# Aufgabe
Führe den Text über Alkoholsucht und Selbsthilfegruppen für Betroffene und Angehörige im Anschluss an seinen letzten Satz fort.

# Ausgangstext
* * * * * * * * *

Beratung aus Erfahrung
Jürgen hatte selbst jahrelang zur Flasche gegriffen. Dass er unter einer Suchtkrankheit litt, wollte er sich aber viele Jahre nicht eingestehen: "Der Alkohol bestimmt das Denken und den Alltag. In meinem Job habe ich immer öfter heimlich im Büro getrunken. Wenn ich am Gang jemanden kommen hörte, wurde ich stets nervös und habe gehofft, dass mein Zittern nicht zu sehr auffällt. Dann habe ich einen Schluck Whiskey getrunken, und es ging mir wieder besser." Doch nicht nur für die Patienten selbst ist der regelmäßige Griff zur Flasche belastend – auch für die Angehörigen stellt die Situation eine große Herausforderung dar. "Als Familienmitglied oder Partnerin muss man dieser Abwärtsspirale zusehen. Man ist ständig damit beschäftigt, die Krankheit zu vertuschen. Wenn wir am Sonntag zum Mittagessen eingeladen waren, haben wir unsere Sonntagsmaske aufgesetzt und die heile Familie gespielt. Kaum zuhause angekommen, nahmen wir die Maske ab", erinnert sich Iris. Jürgens Frau fand schließlich Hilfe bei einer Al-Anon-Gruppe, die sie mittlerweile leitet, er selbst nahm an den zeitgleich stattfindenden Treffen der Anonymen Alkoholiker teil und ist ebenfalls seit einigen Jahren Leiter der Selbsthilfegruppe. "In den Al-Anon Familiengruppen ist es für die Betroffenen eine große Erleichterung, zu hören, dass Alkoholismus eine Krankheit ist, an der sie nicht schuld sind, und dass sie in ihrer Situation nicht alleine sind. Der Betroffene erhält das Gefühl, endlich verstanden zu werden. Es werden keine Ratschläge erteilt. Die Teilnehmer sprechen über ihre Erfahrungen und vermitteln dadurch Hoffnung", weiß Iris.
Online-Hilfe in der Krise
Als Alternative zu den Live-Treffen, die während der Krise nicht stattfinden konnten, wurden Online-Meetings angeboten. "Erfreulicherweise nahmen einige Suchende diese Möglichkeit in Anspruch, hier Erfahrung und Hilfe zu sammeln. Anderen konnte telefonisch Hilfestellung angeboten werden", berichten die beiden Gruppenleiter. Generell empfehlen sie, sich Hilfe zu holen, sobald das Trinkverhalten auf eine Abhängigkeit hinweist. "Ein Alkoholiker hat oft lange Zeit keine Einsicht und leugnet sein Trinkproblem", weiß Jürgen. Angehörige sollten sich Hilfe holen, sobald ihr Leben durch das Trinken beeinträchtigt wird. Ab 29. Juni finden auch wieder Live-Treffen der beiden Selbsthilfegruppen statt. "Diese finden jeden Dienstag unter Einhaltung der geltenden Covid-Bestimmungen statt. Zusätzlich wird weiterhin jeden Sonntag ein Zoom-Meeting angeboten", berichtet Jürgen.

* * * * * * * * *

[Datensätze]

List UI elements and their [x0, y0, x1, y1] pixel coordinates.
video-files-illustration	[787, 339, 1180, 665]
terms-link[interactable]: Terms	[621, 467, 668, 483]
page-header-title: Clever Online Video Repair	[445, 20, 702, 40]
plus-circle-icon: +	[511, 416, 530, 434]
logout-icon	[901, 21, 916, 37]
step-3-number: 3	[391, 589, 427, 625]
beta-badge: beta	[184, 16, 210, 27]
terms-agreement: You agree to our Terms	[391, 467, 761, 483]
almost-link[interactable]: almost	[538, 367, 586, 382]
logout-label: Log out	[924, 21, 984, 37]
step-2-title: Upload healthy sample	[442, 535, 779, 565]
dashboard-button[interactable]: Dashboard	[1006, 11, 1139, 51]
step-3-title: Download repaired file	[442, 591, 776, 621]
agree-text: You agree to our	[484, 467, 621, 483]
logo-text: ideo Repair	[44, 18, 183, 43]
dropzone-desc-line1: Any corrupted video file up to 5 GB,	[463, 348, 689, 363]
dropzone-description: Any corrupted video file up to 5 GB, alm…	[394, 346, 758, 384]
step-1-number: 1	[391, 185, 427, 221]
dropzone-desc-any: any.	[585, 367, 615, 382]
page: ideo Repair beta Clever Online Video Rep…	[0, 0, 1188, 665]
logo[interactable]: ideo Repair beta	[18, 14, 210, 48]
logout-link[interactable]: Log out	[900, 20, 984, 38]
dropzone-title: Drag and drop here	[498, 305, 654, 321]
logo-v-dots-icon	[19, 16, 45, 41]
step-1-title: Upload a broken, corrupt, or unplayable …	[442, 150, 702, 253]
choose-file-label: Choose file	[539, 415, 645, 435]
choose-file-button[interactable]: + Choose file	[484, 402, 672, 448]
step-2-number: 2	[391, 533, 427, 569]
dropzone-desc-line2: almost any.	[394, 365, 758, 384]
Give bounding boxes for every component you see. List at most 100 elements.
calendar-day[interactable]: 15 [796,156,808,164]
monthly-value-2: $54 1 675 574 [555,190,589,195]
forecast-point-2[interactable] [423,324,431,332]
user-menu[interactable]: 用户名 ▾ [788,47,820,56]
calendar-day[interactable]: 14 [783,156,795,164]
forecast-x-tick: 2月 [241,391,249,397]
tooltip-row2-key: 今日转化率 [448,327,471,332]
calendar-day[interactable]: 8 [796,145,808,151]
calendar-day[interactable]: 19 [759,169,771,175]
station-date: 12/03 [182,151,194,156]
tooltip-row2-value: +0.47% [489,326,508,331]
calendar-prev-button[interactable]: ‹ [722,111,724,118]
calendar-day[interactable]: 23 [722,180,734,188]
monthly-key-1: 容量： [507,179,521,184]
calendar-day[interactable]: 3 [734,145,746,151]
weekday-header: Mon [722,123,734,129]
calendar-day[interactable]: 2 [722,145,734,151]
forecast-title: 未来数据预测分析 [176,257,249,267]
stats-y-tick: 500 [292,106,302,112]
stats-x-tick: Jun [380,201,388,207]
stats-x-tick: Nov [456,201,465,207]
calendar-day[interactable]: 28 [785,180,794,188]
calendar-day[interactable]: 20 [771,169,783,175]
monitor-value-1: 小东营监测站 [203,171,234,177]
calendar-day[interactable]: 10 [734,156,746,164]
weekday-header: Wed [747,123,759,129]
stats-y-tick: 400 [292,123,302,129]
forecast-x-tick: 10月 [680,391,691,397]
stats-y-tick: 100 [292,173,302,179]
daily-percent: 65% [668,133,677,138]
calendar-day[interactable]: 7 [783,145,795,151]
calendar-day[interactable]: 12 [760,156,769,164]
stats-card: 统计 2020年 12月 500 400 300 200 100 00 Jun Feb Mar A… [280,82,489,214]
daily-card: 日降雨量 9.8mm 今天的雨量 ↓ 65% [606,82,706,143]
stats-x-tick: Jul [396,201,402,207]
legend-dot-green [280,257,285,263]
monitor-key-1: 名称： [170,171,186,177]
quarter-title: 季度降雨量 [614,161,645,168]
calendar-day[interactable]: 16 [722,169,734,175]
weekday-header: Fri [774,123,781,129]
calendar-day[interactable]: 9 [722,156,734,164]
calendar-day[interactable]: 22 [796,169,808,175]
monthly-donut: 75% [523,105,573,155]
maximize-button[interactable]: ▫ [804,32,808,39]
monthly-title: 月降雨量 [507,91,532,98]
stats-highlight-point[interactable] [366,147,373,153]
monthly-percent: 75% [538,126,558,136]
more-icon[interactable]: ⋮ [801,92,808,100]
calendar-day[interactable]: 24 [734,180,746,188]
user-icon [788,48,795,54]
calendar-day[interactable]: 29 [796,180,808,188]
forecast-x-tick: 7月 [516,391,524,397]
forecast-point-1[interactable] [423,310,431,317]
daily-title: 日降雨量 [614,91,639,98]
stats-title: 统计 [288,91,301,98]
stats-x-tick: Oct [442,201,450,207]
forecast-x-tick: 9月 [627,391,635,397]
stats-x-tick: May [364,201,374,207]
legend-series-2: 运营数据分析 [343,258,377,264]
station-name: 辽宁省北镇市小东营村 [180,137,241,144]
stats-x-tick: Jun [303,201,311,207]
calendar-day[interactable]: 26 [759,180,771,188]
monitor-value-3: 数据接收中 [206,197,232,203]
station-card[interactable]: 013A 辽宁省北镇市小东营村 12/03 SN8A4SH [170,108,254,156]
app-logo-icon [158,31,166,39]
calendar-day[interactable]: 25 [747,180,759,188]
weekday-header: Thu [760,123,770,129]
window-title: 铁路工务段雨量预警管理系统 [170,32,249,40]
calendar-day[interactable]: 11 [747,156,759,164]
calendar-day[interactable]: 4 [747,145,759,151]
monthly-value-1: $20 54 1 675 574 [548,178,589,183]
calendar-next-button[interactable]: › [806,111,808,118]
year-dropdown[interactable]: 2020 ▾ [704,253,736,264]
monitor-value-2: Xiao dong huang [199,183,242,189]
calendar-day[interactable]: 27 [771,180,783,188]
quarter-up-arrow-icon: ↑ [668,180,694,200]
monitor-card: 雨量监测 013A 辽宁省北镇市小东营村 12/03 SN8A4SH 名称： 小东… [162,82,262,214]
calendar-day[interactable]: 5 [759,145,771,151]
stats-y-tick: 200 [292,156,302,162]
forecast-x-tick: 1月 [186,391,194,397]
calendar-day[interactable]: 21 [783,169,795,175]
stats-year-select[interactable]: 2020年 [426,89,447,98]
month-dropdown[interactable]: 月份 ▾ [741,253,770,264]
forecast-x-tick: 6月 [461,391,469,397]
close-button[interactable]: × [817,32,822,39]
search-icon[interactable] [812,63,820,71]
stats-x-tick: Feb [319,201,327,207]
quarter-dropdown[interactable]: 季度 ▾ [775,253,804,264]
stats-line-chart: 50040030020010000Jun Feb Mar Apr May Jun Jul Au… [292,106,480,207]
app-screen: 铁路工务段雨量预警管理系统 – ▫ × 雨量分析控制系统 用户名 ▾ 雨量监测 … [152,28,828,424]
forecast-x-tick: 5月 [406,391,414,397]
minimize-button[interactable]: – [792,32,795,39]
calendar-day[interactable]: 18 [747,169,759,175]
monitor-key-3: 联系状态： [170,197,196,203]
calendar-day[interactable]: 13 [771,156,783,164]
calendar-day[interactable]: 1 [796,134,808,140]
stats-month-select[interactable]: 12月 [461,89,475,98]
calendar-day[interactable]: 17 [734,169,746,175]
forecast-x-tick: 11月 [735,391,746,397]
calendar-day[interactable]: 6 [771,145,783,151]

* * * * * * * * *

# Antwort
*Namen der Personen von der Redaktion geändert
Hier wird geholfen
Anonyme Alkoholiker
• Treffen ab 29. Juni immer dienstags
• Start: 19.30 Uhr
• Räumlichkeiten der evangelischen Gnadenkirche in Simbach, Albert-Seidl-Straße 6
• Einhaltung der Covid-Bestimmungen
• Kontakt: 0664/4117 335
Al-Anon-Familiengruppe
• Für Angehörige von Menschen mit Alkoholproblemen
• Ab 29. Juni immer dienstags ab 19.30 Uhr
• Räumlichkeiten der evangelischen Gnadenkirche in Simbach, Albert-Seidl-Straße 6
• Einhaltung der Covid-Bestimmungen
• Kontakt: 0650/7626 666
Online-Meeting
• Sonntags: 19 bis 20.30 Uhr
• Zoom-Meeting: Mittels Kennnummer kann sich jeder Betroffene/Interessierte einwählen und anonym teilnehmen
• Kontakt: 0664/4117 335
Kommentar: Wenn die Flasche die Krise erleichtert
Vor über einem Jahr wurden unsere Leben auf den Kopf gestellt: Corona traf uns mit voller Wucht. Viele von uns stürzte die Einschränkung der persönlichen Kontakte in die Einsamkeit. Der einzige und treuste "Freund" dabei war für manche Menschen leider ein hochprozentiger. Im Kampf gegen die physischen Auswirkungen der Krise blieben die psychischen Folgen, wie in unserer Gesellschaft üblich, meist zu wenig berücksichtigt. Ein Resultat daraus ist im Bezirk die steigende Zahl an Alkoholkranken. Die Anonymen Alkoholiker erlebten einen Zulauf an Hilfesuchenden. Durch Schutzmaßnahmen sind die körperlichen Auswirkungen des Virus derzeit weitestgehend unter Kontrolle. Wäre es nun nicht an der Zeit, der Psyche dieselbe Aufmerksamkeit zu schenken? Damit der Griff zur Flasche nicht der einzig potenzielle Ausweg für Viele bleibt.